Exercise prompt » Identify and copy all lines of the material where the string "JSON" is found.

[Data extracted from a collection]
_ _ _ _ _

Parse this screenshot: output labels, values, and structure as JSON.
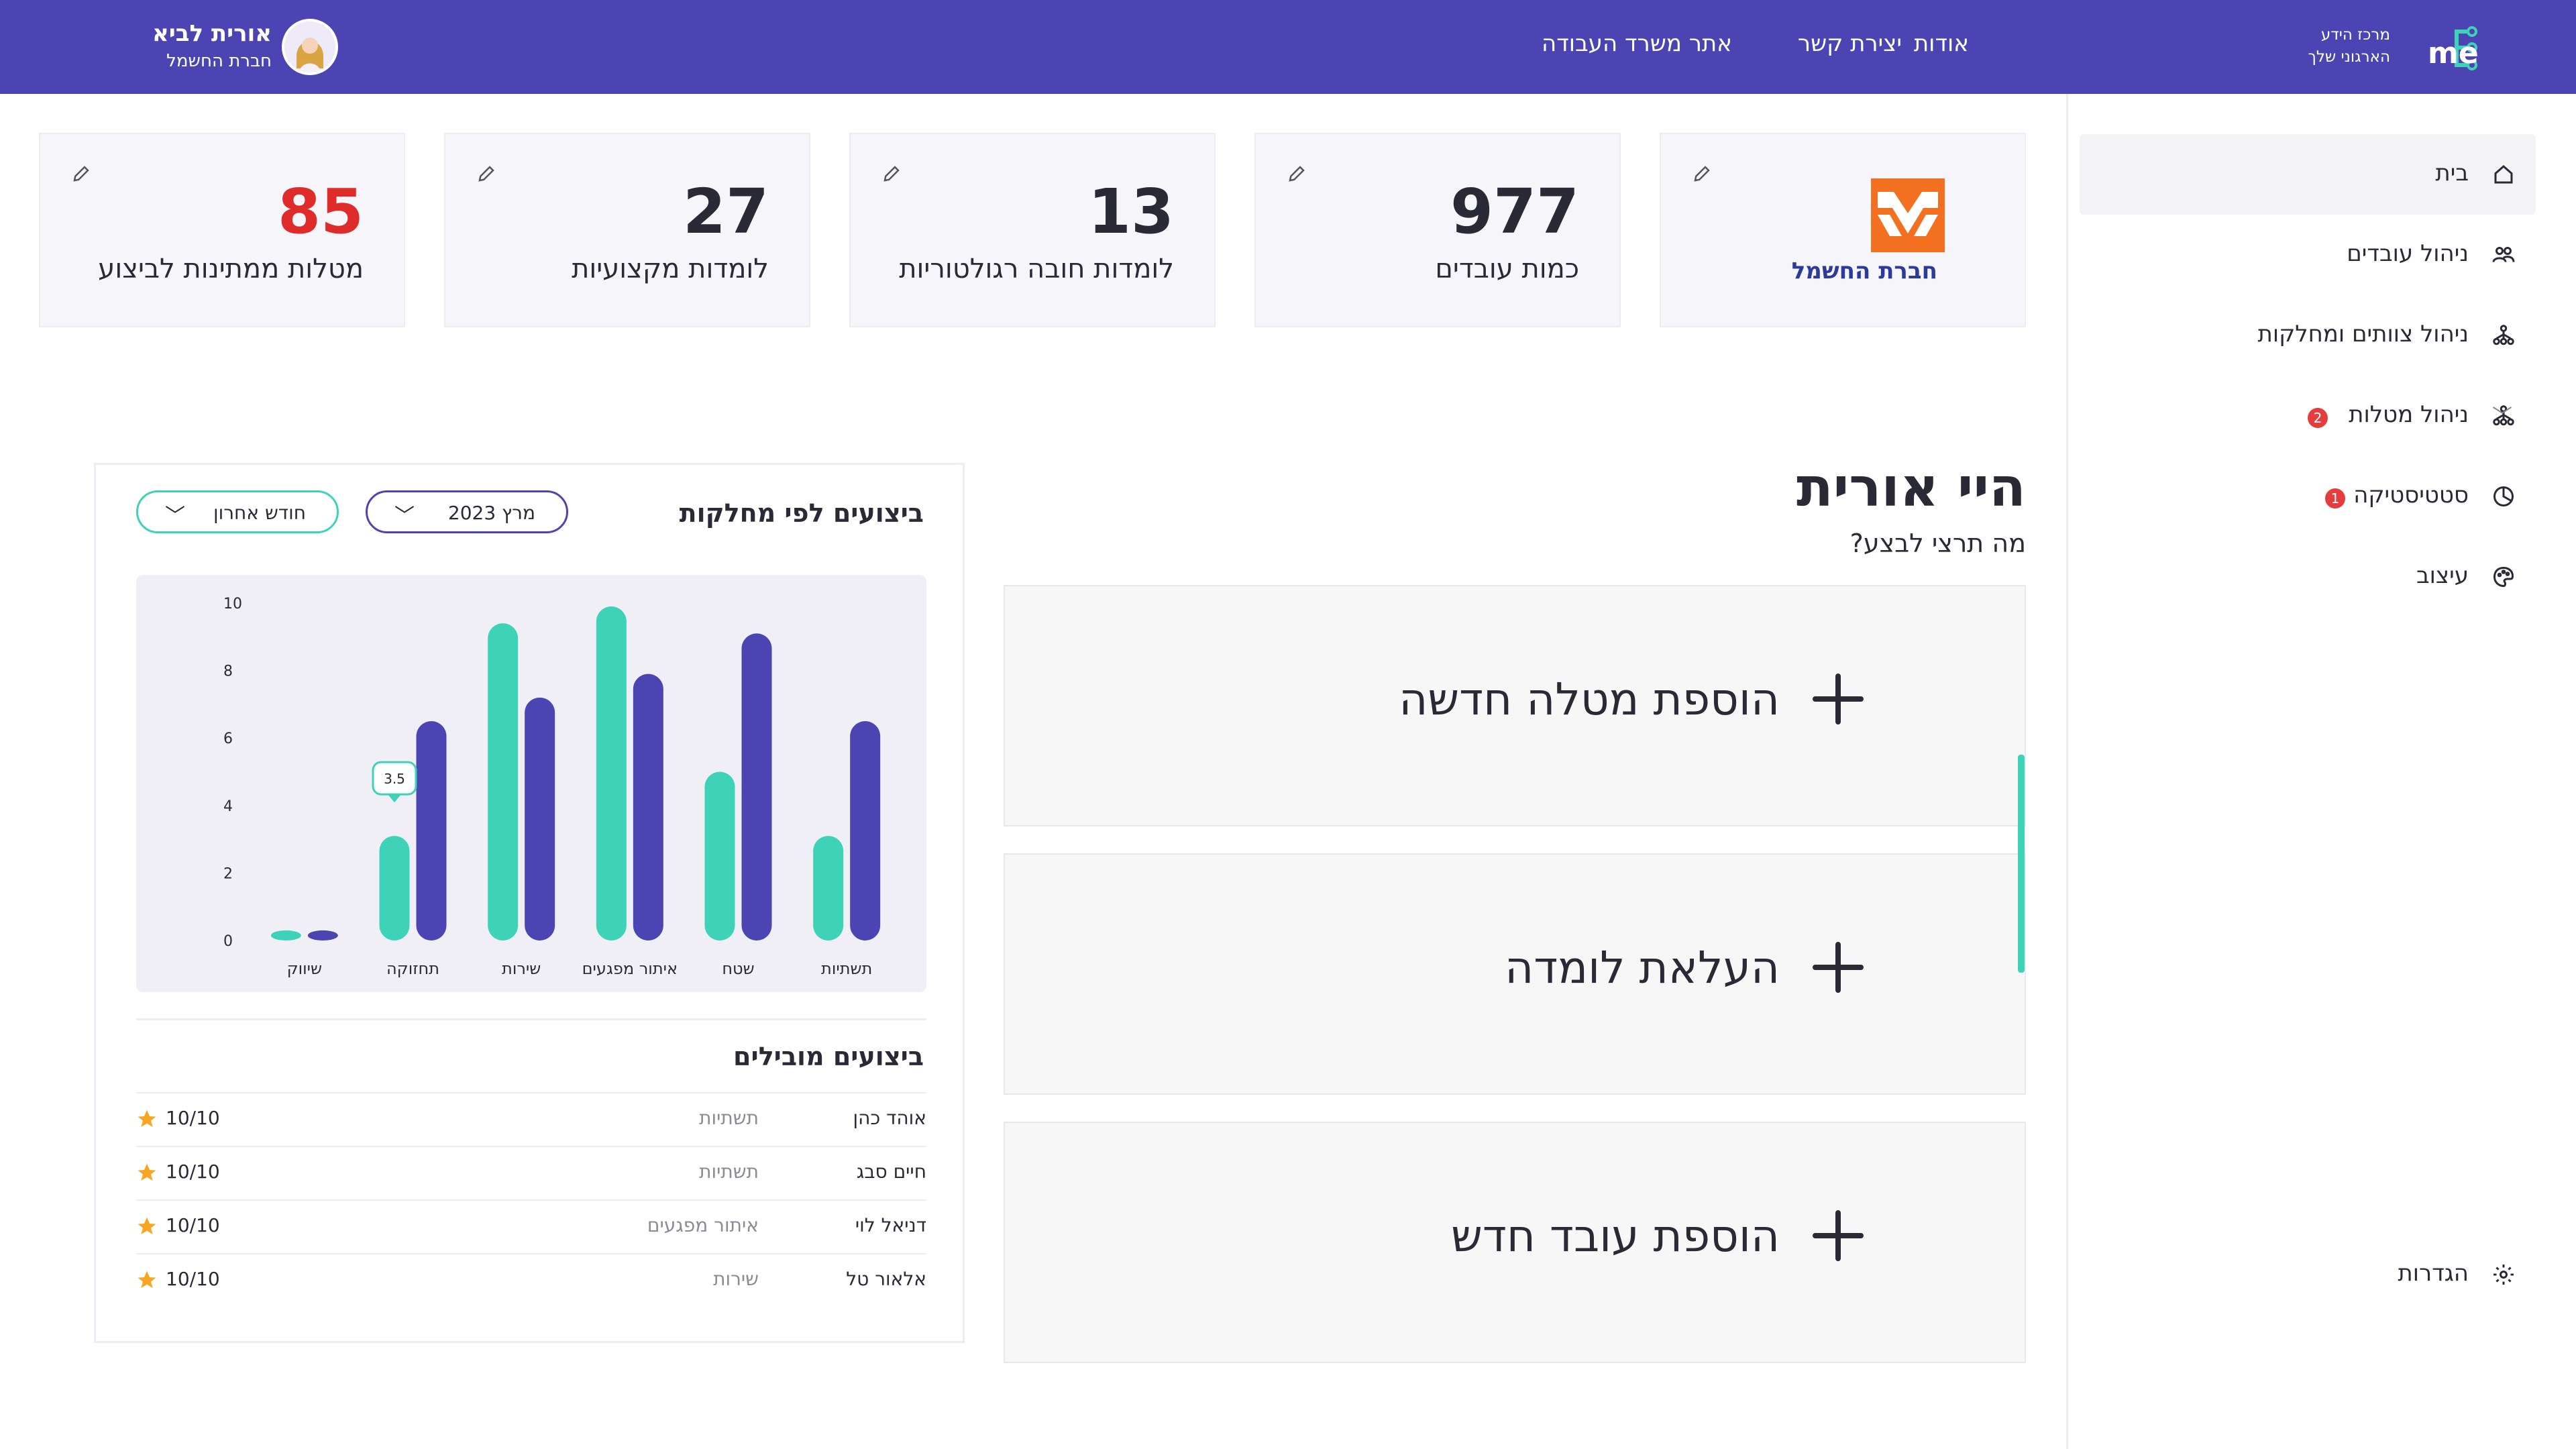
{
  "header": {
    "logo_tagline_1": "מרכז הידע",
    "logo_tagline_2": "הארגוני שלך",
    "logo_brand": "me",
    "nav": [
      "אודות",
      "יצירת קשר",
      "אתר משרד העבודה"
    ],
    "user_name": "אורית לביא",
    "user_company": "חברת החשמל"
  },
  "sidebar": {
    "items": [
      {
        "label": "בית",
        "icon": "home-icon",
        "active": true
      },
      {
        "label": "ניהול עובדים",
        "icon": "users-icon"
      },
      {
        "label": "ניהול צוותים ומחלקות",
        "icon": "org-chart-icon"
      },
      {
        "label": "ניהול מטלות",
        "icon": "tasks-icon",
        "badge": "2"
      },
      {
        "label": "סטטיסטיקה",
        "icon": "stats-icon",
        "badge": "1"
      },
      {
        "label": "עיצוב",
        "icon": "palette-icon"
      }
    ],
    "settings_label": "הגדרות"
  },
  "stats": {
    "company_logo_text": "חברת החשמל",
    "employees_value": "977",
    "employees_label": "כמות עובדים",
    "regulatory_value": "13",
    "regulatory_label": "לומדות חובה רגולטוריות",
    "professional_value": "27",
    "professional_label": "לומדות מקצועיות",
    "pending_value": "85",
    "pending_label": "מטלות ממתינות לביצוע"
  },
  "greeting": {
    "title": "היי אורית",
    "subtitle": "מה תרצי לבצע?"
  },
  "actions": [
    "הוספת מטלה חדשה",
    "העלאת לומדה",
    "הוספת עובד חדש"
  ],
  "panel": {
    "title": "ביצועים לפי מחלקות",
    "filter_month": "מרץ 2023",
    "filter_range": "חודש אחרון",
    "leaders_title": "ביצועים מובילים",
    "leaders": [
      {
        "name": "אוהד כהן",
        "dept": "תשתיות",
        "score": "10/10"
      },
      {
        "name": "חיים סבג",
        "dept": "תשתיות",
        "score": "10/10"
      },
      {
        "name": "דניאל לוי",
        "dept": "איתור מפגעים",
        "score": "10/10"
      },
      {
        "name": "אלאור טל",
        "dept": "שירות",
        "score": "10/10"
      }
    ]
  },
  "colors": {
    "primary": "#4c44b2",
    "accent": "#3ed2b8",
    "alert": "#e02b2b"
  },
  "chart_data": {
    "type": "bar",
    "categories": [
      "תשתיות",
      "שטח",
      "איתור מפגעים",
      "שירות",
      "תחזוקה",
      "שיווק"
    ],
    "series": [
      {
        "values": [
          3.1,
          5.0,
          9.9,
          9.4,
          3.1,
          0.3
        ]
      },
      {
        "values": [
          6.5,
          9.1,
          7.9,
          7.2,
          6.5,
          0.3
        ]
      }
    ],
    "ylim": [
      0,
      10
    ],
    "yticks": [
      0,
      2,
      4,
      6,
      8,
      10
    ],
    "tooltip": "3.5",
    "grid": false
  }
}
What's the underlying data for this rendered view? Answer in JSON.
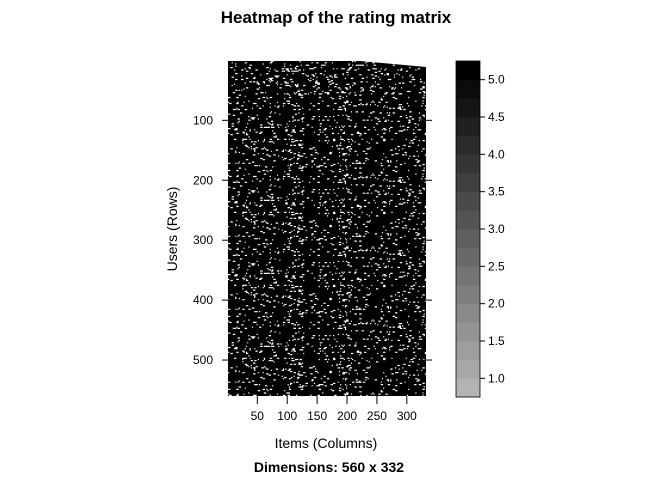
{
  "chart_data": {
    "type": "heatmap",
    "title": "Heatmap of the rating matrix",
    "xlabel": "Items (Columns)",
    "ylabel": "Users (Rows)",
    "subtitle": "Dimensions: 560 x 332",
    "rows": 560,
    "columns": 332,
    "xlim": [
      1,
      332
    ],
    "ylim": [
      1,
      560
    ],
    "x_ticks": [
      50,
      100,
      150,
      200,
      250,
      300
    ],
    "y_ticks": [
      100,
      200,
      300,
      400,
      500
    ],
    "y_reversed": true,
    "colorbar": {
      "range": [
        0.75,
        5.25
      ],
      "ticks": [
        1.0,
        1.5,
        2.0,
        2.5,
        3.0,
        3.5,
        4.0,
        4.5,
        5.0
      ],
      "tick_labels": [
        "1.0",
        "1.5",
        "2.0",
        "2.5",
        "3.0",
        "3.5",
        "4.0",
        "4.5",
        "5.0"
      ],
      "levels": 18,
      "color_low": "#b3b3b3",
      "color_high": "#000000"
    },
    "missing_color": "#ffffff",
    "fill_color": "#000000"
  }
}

_ _ _ _ _

Completed task »
Parse this screenshot: output labels, values, and structure as JSON.
What's the underlying data for this rendered view? Answer in JSON.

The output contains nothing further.